═══ Working data
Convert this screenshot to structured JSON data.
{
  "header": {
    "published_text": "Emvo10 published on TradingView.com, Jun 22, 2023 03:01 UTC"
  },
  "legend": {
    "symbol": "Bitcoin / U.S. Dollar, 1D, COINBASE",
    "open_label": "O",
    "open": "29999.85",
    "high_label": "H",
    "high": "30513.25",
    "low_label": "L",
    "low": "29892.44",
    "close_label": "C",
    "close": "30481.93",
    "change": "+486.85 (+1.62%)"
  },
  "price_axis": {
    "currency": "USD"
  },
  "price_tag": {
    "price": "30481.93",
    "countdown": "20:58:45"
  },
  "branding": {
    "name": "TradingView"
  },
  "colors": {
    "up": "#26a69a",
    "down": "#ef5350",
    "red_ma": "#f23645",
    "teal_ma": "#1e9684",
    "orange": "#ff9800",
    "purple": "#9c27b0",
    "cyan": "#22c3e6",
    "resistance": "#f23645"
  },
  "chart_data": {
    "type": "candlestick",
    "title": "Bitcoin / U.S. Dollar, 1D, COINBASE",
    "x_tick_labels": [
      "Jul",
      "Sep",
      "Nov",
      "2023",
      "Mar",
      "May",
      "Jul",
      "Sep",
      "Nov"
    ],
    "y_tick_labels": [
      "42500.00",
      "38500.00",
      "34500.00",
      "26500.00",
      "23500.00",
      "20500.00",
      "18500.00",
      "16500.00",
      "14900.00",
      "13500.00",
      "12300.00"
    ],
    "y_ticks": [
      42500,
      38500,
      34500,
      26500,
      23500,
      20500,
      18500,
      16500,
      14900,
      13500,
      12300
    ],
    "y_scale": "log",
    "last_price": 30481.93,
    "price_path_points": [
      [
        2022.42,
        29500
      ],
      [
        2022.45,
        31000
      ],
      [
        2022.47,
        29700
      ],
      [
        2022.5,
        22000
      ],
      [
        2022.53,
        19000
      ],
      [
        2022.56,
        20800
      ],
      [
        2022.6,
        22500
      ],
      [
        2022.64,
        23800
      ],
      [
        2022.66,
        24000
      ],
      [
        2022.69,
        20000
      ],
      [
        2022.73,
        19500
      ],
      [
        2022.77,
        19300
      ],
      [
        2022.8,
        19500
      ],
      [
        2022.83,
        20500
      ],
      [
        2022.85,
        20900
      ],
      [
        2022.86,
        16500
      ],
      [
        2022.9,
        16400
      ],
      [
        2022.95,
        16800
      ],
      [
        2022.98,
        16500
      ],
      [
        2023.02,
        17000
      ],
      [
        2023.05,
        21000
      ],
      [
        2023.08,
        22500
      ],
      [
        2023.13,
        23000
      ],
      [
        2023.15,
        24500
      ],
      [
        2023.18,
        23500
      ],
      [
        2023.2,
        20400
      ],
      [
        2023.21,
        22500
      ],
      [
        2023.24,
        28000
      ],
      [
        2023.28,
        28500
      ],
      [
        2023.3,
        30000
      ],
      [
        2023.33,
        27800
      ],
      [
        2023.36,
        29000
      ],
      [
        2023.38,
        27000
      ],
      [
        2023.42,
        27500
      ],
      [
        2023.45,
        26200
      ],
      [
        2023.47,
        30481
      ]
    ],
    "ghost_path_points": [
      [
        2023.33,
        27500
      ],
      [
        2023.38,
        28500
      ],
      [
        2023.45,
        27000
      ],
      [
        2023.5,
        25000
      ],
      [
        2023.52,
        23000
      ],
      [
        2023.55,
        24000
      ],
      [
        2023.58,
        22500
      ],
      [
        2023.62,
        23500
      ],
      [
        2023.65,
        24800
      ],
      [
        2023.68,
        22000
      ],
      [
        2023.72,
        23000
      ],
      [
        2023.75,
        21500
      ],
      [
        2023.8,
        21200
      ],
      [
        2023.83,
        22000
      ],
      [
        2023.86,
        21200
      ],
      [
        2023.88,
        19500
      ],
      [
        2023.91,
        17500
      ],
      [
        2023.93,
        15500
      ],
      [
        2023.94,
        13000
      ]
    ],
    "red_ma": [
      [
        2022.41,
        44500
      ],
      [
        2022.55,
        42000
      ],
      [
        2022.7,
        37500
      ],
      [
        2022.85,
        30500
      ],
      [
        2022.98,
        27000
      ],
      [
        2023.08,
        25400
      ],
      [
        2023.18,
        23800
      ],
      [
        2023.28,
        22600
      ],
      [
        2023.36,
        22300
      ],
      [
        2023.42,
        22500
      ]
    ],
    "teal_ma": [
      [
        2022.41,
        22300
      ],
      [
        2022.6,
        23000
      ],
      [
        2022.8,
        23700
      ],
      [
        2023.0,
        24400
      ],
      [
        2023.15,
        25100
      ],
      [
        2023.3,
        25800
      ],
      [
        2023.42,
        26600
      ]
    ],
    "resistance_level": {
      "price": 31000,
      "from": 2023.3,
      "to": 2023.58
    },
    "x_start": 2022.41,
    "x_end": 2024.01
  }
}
══════
What is asked
Write down the number of lines where the word "Bitcoin" appears, and nothing further.

Finished answer
2